• [What to work on]: Every entry must be copied word for word.

+++++

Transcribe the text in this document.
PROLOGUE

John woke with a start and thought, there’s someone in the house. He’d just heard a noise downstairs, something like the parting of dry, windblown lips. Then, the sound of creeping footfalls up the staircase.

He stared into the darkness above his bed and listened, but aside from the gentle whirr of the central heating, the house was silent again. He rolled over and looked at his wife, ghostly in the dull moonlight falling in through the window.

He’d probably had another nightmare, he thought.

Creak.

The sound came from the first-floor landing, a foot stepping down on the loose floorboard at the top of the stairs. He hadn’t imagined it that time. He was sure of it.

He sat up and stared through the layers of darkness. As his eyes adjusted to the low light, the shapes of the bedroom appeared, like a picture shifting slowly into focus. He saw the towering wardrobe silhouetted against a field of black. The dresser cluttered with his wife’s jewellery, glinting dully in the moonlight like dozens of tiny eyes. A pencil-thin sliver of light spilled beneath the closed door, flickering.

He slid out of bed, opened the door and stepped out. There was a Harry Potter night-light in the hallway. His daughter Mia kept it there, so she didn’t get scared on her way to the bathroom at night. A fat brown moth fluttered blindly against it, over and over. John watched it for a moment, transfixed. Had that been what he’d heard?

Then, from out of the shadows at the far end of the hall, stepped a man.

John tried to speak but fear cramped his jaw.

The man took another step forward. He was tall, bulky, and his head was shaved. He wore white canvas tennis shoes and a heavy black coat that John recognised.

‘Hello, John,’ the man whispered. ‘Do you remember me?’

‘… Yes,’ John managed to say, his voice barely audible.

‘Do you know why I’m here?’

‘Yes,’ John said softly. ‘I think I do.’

+++++

• [Completed task]:
Transcribe the text in this document.
PROLOGUE

John woke with a start and thought, there’s someone in the house. He’d just heard a noise downstairs, something like the parting of dry, windblown lips. Then, the sound of creeping footfalls up the staircase.

He stared into the darkness above his bed and listened, but aside from the gentle whirr of the central heating, the house was silent again. He rolled over and looked at his wife, ghostly in the dull moonlight falling in through the window.

He’d probably had another nightmare, he thought.

Creak.

The sound came from the first-floor landing, a foot stepping down on the loose floorboard at the top of the stairs. He hadn’t imagined it that time. He was sure of it.

He sat up and stared through the layers of darkness. As his eyes adjusted to the low light, the shapes of the bedroom appeared, like a picture shifting slowly into focus. He saw the towering wardrobe silhouetted against a field of black. The dresser cluttered with his wife’s jewellery, glinting dully in the moonlight like dozens of tiny eyes. A pencil-thin sliver of light spilled beneath the closed door, flickering.

He slid out of bed, opened the door and stepped out. There was a Harry Potter night-light in the hallway. His daughter Mia kept it there, so she didn’t get scared on her way to the bathroom at night. A fat brown moth fluttered blindly against it, over and over. John watched it for a moment, transfixed. Had that been what he’d heard?

Then, from out of the shadows at the far end of the hall, stepped a man.

John tried to speak but fear cramped his jaw.

The man took another step forward. He was tall, bulky, and his head was shaved. He wore white canvas tennis shoes and a heavy black coat that John recognised.

‘Hello, John,’ the man whispered. ‘Do you remember me?’

‘… Yes,’ John managed to say, his voice barely audible.

‘Do you know why I’m here?’

‘Yes,’ John said softly. ‘I think I do.’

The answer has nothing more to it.